▸ DIRECTIONS: Below are some records. Say how many of their lines contain the string "this", and give nothing but the number.

▸ MATERIALS PROVIDED:

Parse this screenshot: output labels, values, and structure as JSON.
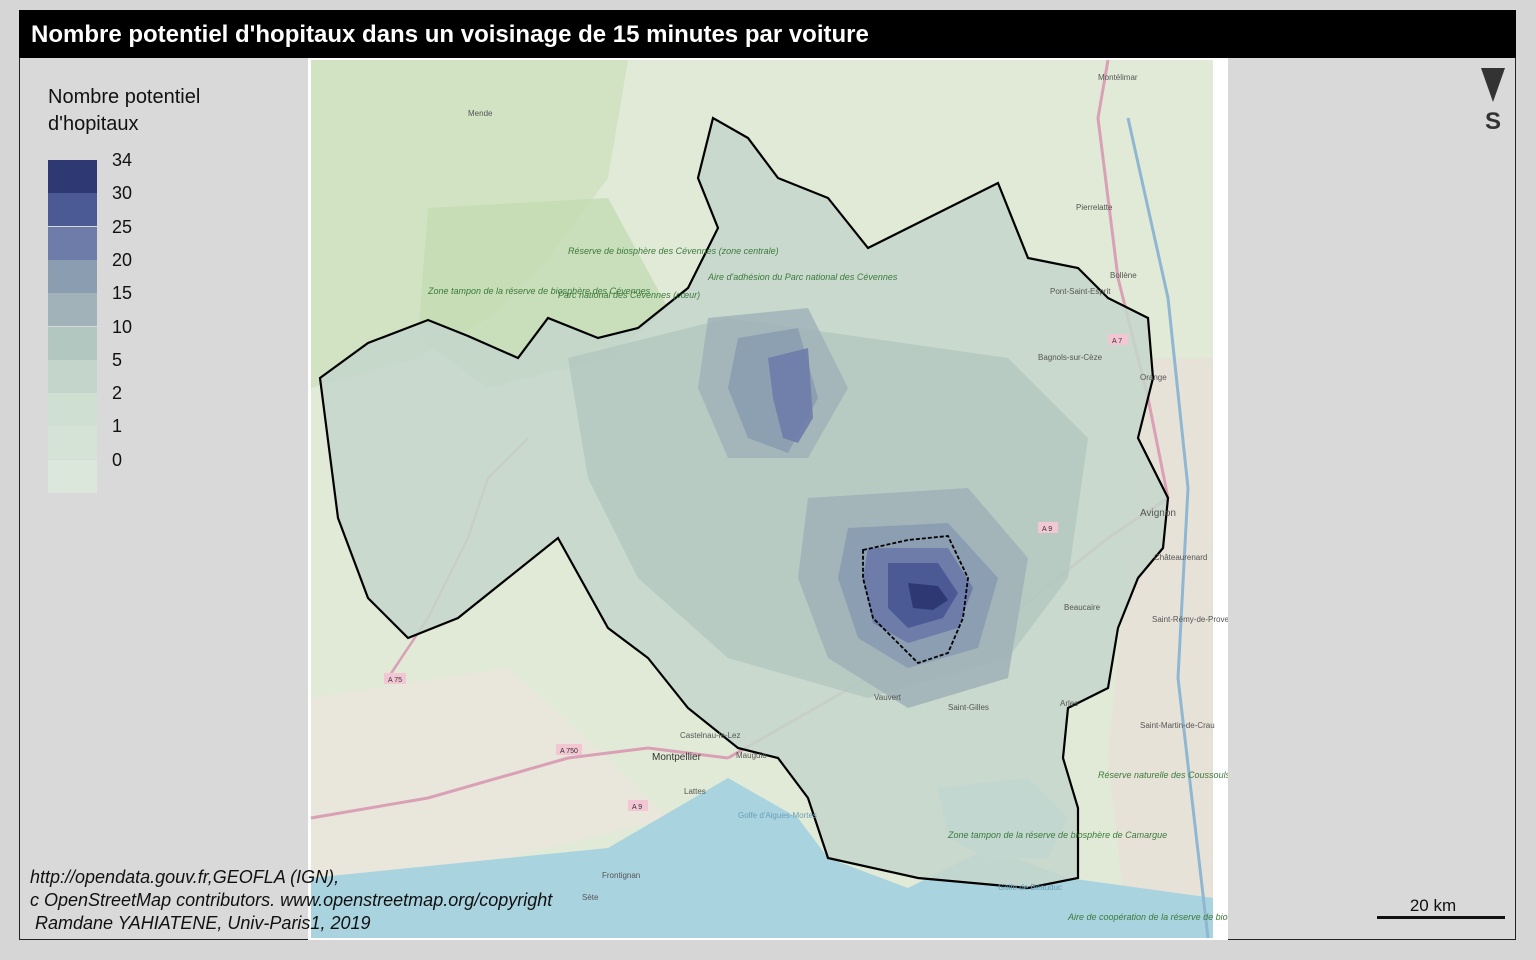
{
  "title": "Nombre potentiel d'hopitaux dans un voisinage de 15 minutes par voiture",
  "legend": {
    "title_line1": "Nombre potentiel",
    "title_line2": "d'hopitaux",
    "classes": [
      {
        "label": "34",
        "color": "#2e3872"
      },
      {
        "label": "30",
        "color": "#4b5a94"
      },
      {
        "label": "25",
        "color": "#6d7ca8"
      },
      {
        "label": "20",
        "color": "#8a9db1"
      },
      {
        "label": "15",
        "color": "#a1b3b8"
      },
      {
        "label": "10",
        "color": "#b3c7c1"
      },
      {
        "label": "5",
        "color": "#c4d6cb"
      },
      {
        "label": "2",
        "color": "#cfdfd2"
      },
      {
        "label": "1",
        "color": "#d5e3d6"
      },
      {
        "label": "0",
        "color": "#dce7db"
      }
    ]
  },
  "north_arrow": {
    "letter": "S"
  },
  "scale_bar": {
    "label": "20 km"
  },
  "source": {
    "line1": "http://opendata.gouv.fr,GEOFLA (IGN),",
    "line2": "c OpenStreetMap contributors. www.openstreetmap.org/copyright",
    "line3": " Ramdane YAHIATENE, Univ-Paris1, 2019"
  },
  "basemap_labels": {
    "mende": "Mende",
    "montelimar": "Montélimar",
    "pierrelatte": "Pierrelatte",
    "bollene": "Bollène",
    "pont_saint_esprit": "Pont-Saint-Esprit",
    "bagnols": "Bagnols-sur-Cèze",
    "orange": "Orange",
    "avignon": "Avignon",
    "chateaurenard": "Châteaurenard",
    "saint_remy": "Saint-Rémy-de-Provence",
    "arles": "Arles",
    "saint_martin": "Saint-Martin-de-Crau",
    "vauvert": "Vauvert",
    "saint_gilles": "Saint-Gilles",
    "beaucaire": "Beaucaire",
    "montpellier": "Montpellier",
    "castelnau": "Castelnau-le-Lez",
    "lattes": "Lattes",
    "mauguio": "Mauguio",
    "frontignan": "Frontignan",
    "sete": "Sète",
    "golfe_aigues": "Golfe d'Aigues-Mortes",
    "golfe_beauduc": "Golfe de Beauduc",
    "parc_cevennes": "Parc national des Cévennes (cœur)",
    "aire_adhesion": "Aire d'adhésion du Parc national des Cévennes",
    "zone_tampon_cevennes": "Zone tampon de la réserve de biosphère des Cévennes",
    "reserve_cevennes": "Réserve de biosphère des Cévennes (zone centrale)",
    "zone_tampon_camargue": "Zone tampon de la réserve de biosphère de Camargue",
    "aire_cooperation": "Aire de coopération de la réserve de biosphère de Camargue",
    "reserve_coussouls": "Réserve naturelle des Coussouls de Crau",
    "road_a75": "A 75",
    "road_a750": "A 750",
    "road_a9_west": "A 9",
    "road_a9_east": "A 9",
    "road_a7": "A 7"
  }
}
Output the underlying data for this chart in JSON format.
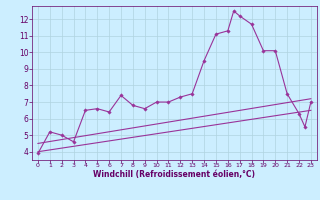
{
  "background_color": "#cceeff",
  "grid_color": "#b0d4e0",
  "line_color": "#993399",
  "marker_color": "#993399",
  "xlabel": "Windchill (Refroidissement éolien,°C)",
  "xlabel_color": "#660066",
  "tick_color": "#660066",
  "ylim": [
    3.5,
    12.8
  ],
  "xlim": [
    -0.5,
    23.5
  ],
  "yticks": [
    4,
    5,
    6,
    7,
    8,
    9,
    10,
    11,
    12
  ],
  "xticks": [
    0,
    1,
    2,
    3,
    4,
    5,
    6,
    7,
    8,
    9,
    10,
    11,
    12,
    13,
    14,
    15,
    16,
    17,
    18,
    19,
    20,
    21,
    22,
    23
  ],
  "series_main": [
    [
      0,
      3.9
    ],
    [
      1,
      5.2
    ],
    [
      2,
      5.0
    ],
    [
      3,
      4.6
    ],
    [
      4,
      6.5
    ],
    [
      5,
      6.6
    ],
    [
      6,
      6.4
    ],
    [
      7,
      7.4
    ],
    [
      8,
      6.8
    ],
    [
      9,
      6.6
    ],
    [
      10,
      7.0
    ],
    [
      11,
      7.0
    ],
    [
      12,
      7.3
    ],
    [
      13,
      7.5
    ],
    [
      14,
      9.5
    ],
    [
      15,
      11.1
    ],
    [
      16,
      11.3
    ],
    [
      16.5,
      12.5
    ],
    [
      17,
      12.2
    ],
    [
      18,
      11.7
    ],
    [
      19,
      10.1
    ],
    [
      20,
      10.1
    ],
    [
      21,
      7.5
    ],
    [
      22,
      6.3
    ],
    [
      22.5,
      5.5
    ],
    [
      23,
      7.0
    ]
  ],
  "line_lower": [
    [
      0,
      4.0
    ],
    [
      23,
      6.5
    ]
  ],
  "line_upper": [
    [
      0,
      4.5
    ],
    [
      23,
      7.2
    ]
  ]
}
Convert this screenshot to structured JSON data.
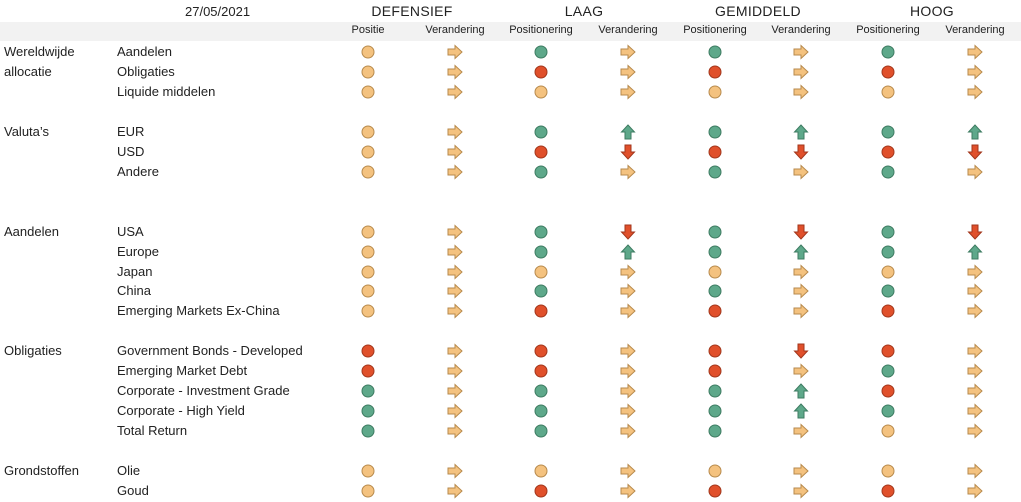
{
  "date": "27/05/2021",
  "profiles": [
    "DEFENSIEF",
    "LAAG",
    "GEMIDDELD",
    "HOOG"
  ],
  "subheaders": [
    "Positie",
    "Verandering",
    "Positionering",
    "Verandering",
    "Positionering",
    "Verandering",
    "Positionering",
    "Verandering"
  ],
  "legend_colors": {
    "neutral": "#f4c27f",
    "positive": "#5ea88a",
    "negative": "#e0502b"
  },
  "groups": [
    {
      "label": "Wereldwijde allocatie",
      "rows": [
        {
          "asset": "Aandelen",
          "cells": [
            [
              "orange",
              "right"
            ],
            [
              "green",
              "right"
            ],
            [
              "green",
              "right"
            ],
            [
              "green",
              "right"
            ]
          ]
        },
        {
          "asset": "Obligaties",
          "cells": [
            [
              "orange",
              "right"
            ],
            [
              "red",
              "right"
            ],
            [
              "red",
              "right"
            ],
            [
              "red",
              "right"
            ]
          ]
        },
        {
          "asset": "Liquide middelen",
          "cells": [
            [
              "orange",
              "right"
            ],
            [
              "orange",
              "right"
            ],
            [
              "orange",
              "right"
            ],
            [
              "orange",
              "right"
            ]
          ]
        }
      ]
    },
    {
      "label": "Valuta’s",
      "rows": [
        {
          "asset": "EUR",
          "cells": [
            [
              "orange",
              "right"
            ],
            [
              "green",
              "up"
            ],
            [
              "green",
              "up"
            ],
            [
              "green",
              "up"
            ]
          ]
        },
        {
          "asset": "USD",
          "cells": [
            [
              "orange",
              "right"
            ],
            [
              "red",
              "down"
            ],
            [
              "red",
              "down"
            ],
            [
              "red",
              "down"
            ]
          ]
        },
        {
          "asset": "Andere",
          "cells": [
            [
              "orange",
              "right"
            ],
            [
              "green",
              "right"
            ],
            [
              "green",
              "right"
            ],
            [
              "green",
              "right"
            ]
          ]
        }
      ]
    },
    {
      "label": "Aandelen",
      "rows": [
        {
          "asset": "USA",
          "cells": [
            [
              "orange",
              "right"
            ],
            [
              "green",
              "down"
            ],
            [
              "green",
              "down"
            ],
            [
              "green",
              "down"
            ]
          ]
        },
        {
          "asset": "Europe",
          "cells": [
            [
              "orange",
              "right"
            ],
            [
              "green",
              "up"
            ],
            [
              "green",
              "up"
            ],
            [
              "green",
              "up"
            ]
          ]
        },
        {
          "asset": "Japan",
          "cells": [
            [
              "orange",
              "right"
            ],
            [
              "orange",
              "right"
            ],
            [
              "orange",
              "right"
            ],
            [
              "orange",
              "right"
            ]
          ]
        },
        {
          "asset": "China",
          "cells": [
            [
              "orange",
              "right"
            ],
            [
              "green",
              "right"
            ],
            [
              "green",
              "right"
            ],
            [
              "green",
              "right"
            ]
          ]
        },
        {
          "asset": "Emerging Markets Ex-China",
          "cells": [
            [
              "orange",
              "right"
            ],
            [
              "red",
              "right"
            ],
            [
              "red",
              "right"
            ],
            [
              "red",
              "right"
            ]
          ]
        }
      ]
    },
    {
      "label": "Obligaties",
      "rows": [
        {
          "asset": "Government Bonds - Developed",
          "cells": [
            [
              "red",
              "right"
            ],
            [
              "red",
              "right"
            ],
            [
              "red",
              "down"
            ],
            [
              "red",
              "right"
            ]
          ]
        },
        {
          "asset": "Emerging Market Debt",
          "cells": [
            [
              "red",
              "right"
            ],
            [
              "red",
              "right"
            ],
            [
              "red",
              "right"
            ],
            [
              "green",
              "right"
            ]
          ]
        },
        {
          "asset": "Corporate - Investment Grade",
          "cells": [
            [
              "green",
              "right"
            ],
            [
              "green",
              "right"
            ],
            [
              "green",
              "up"
            ],
            [
              "red",
              "right"
            ]
          ]
        },
        {
          "asset": "Corporate - High Yield",
          "cells": [
            [
              "green",
              "right"
            ],
            [
              "green",
              "right"
            ],
            [
              "green",
              "up"
            ],
            [
              "green",
              "right"
            ]
          ]
        },
        {
          "asset": "Total Return",
          "cells": [
            [
              "green",
              "right"
            ],
            [
              "green",
              "right"
            ],
            [
              "green",
              "right"
            ],
            [
              "orange",
              "right"
            ]
          ]
        }
      ]
    },
    {
      "label": "Grondstoffen",
      "rows": [
        {
          "asset": "Olie",
          "cells": [
            [
              "orange",
              "right"
            ],
            [
              "orange",
              "right"
            ],
            [
              "orange",
              "right"
            ],
            [
              "orange",
              "right"
            ]
          ]
        },
        {
          "asset": "Goud",
          "cells": [
            [
              "orange",
              "right"
            ],
            [
              "red",
              "right"
            ],
            [
              "red",
              "right"
            ],
            [
              "red",
              "right"
            ]
          ]
        }
      ]
    }
  ]
}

▸ TASK OUTPUT: 3